Goal: Where the data below has the string "высоким", return the whole line.

Lines of data:
Start

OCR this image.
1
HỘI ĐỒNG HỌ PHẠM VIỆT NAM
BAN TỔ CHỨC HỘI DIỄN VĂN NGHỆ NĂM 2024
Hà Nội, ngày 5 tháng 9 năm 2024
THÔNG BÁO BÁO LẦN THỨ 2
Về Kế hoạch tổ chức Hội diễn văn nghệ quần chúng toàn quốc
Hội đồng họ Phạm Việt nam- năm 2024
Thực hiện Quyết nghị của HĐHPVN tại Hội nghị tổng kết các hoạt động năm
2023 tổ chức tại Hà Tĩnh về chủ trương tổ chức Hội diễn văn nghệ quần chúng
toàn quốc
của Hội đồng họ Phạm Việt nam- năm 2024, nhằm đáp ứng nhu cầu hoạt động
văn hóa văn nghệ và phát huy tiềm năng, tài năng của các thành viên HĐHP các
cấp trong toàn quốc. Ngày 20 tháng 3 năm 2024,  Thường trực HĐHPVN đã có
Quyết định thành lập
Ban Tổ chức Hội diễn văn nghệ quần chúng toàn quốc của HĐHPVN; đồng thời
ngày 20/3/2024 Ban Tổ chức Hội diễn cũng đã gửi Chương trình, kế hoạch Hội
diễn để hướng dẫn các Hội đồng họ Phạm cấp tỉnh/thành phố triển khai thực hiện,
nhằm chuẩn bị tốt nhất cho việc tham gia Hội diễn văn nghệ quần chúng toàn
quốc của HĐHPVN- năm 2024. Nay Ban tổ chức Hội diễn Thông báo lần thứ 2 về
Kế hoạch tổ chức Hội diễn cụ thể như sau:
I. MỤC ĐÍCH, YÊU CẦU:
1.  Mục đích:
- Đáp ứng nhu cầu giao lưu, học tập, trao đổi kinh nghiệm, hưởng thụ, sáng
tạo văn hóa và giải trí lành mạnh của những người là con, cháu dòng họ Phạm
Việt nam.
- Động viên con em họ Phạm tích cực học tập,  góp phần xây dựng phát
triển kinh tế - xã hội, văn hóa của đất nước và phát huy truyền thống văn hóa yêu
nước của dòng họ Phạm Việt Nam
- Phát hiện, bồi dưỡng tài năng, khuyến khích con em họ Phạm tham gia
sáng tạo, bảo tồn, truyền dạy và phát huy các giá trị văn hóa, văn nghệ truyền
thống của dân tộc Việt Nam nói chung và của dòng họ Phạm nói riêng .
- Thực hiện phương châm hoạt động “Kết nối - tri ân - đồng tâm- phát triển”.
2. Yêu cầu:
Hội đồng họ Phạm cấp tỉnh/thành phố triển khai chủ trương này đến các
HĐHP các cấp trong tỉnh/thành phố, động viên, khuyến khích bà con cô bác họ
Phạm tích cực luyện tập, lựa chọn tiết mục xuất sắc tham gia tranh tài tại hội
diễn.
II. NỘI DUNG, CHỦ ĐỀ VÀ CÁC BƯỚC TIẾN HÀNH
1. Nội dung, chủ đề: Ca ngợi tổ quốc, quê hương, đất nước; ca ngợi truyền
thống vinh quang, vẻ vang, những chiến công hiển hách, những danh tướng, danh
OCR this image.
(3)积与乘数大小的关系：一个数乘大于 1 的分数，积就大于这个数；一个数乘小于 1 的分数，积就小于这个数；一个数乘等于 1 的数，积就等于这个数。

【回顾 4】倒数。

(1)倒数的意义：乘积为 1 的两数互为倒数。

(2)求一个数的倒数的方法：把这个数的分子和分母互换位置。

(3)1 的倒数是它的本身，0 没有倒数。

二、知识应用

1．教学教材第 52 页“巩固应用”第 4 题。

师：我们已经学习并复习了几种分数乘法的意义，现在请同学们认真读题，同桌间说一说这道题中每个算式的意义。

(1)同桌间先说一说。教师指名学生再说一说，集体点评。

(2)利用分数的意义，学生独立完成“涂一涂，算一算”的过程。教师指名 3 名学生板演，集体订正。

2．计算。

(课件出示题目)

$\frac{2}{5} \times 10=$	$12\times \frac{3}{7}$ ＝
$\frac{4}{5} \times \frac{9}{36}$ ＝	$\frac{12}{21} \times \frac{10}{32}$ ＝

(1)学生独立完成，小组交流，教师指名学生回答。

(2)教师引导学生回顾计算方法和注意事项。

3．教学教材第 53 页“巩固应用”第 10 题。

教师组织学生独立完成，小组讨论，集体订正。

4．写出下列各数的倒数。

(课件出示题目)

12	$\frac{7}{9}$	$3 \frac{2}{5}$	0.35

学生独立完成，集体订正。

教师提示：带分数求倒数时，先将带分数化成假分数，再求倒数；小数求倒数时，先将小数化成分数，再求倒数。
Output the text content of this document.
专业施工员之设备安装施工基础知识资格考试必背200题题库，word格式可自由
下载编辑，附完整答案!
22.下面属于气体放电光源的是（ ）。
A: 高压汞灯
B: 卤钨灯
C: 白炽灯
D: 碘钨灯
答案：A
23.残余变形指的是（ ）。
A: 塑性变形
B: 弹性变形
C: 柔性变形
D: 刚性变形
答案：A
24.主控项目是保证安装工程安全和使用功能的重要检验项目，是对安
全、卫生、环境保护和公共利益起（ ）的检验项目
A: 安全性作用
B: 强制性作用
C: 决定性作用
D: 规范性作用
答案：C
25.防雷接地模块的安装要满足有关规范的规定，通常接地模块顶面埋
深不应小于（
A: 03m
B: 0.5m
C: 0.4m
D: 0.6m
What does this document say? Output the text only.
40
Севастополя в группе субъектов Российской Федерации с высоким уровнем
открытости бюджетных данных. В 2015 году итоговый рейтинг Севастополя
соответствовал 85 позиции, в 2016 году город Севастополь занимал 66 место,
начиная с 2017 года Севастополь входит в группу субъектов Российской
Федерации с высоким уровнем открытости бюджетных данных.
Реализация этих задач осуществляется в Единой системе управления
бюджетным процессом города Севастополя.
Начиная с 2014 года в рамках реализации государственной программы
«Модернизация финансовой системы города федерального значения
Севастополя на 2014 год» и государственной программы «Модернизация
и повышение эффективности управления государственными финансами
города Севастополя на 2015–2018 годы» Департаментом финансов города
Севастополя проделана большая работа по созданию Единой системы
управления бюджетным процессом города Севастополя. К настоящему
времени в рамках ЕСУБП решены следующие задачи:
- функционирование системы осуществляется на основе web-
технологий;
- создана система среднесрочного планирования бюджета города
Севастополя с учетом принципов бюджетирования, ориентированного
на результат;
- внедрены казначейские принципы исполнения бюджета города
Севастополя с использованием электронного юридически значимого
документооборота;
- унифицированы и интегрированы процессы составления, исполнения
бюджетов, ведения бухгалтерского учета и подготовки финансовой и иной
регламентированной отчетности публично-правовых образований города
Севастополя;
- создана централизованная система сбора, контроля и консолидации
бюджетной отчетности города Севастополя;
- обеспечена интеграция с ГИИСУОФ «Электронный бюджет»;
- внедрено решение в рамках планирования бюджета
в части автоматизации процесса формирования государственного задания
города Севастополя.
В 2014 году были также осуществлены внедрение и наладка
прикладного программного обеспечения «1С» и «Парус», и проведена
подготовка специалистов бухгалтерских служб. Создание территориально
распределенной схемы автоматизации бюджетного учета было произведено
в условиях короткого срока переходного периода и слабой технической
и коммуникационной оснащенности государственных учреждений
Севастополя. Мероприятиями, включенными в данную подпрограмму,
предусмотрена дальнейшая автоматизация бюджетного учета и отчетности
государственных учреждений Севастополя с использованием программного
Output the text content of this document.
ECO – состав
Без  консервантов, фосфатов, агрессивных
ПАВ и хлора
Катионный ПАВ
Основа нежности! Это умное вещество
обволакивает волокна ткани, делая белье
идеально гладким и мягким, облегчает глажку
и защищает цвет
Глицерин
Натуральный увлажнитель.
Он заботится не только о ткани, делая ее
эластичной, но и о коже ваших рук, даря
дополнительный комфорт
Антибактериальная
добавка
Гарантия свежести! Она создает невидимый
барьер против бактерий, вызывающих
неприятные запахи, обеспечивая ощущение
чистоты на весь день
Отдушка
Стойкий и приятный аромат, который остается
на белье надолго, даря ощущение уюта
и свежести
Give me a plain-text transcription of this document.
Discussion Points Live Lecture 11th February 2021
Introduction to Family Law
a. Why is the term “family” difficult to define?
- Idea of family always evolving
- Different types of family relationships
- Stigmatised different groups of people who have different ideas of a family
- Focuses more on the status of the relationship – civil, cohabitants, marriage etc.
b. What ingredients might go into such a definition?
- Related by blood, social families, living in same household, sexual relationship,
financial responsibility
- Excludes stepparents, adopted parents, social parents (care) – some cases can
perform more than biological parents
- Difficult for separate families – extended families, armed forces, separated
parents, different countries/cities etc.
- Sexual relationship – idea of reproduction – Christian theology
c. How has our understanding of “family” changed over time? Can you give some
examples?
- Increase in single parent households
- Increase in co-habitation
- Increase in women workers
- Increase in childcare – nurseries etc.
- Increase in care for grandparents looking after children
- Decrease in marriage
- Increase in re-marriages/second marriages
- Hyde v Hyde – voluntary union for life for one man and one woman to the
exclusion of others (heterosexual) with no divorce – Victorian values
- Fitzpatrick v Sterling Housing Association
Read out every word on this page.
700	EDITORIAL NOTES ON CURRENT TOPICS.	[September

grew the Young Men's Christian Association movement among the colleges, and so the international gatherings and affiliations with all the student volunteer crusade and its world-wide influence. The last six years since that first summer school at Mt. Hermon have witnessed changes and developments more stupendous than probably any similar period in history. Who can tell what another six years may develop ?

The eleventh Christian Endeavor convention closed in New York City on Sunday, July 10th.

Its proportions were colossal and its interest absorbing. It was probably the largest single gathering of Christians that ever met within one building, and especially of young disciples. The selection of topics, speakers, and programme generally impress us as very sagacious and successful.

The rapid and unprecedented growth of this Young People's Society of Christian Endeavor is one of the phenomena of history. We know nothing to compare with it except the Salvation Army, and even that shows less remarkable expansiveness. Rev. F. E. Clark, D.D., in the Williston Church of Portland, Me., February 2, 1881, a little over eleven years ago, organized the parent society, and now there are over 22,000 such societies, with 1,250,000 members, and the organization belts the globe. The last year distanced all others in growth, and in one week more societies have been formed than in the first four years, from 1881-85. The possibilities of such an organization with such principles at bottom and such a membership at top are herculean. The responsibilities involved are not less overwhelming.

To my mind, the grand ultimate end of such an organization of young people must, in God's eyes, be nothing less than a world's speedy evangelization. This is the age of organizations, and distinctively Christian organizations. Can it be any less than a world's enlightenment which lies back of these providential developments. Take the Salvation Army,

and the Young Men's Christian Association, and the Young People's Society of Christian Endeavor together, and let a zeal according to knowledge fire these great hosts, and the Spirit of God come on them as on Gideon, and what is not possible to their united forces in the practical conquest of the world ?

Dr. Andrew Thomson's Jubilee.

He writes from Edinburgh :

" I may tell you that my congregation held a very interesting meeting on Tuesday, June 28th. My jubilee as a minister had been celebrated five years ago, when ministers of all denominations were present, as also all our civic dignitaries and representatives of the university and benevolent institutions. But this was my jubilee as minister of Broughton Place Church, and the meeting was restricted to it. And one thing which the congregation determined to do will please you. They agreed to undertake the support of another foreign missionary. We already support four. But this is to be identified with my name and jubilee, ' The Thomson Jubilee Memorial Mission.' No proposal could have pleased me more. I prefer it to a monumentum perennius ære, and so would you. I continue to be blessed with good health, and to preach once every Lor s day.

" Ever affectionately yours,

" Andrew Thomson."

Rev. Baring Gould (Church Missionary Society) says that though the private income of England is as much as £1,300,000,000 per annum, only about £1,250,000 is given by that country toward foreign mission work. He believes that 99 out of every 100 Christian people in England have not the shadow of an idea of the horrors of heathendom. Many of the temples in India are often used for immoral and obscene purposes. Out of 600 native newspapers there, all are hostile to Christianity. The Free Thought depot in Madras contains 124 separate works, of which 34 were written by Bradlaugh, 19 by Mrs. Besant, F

End

Expected answer:
Севастополя в группе субъектов Российской Федерации с высоким уровнем
Федерации с высоким уровнем открытости бюджетных данных.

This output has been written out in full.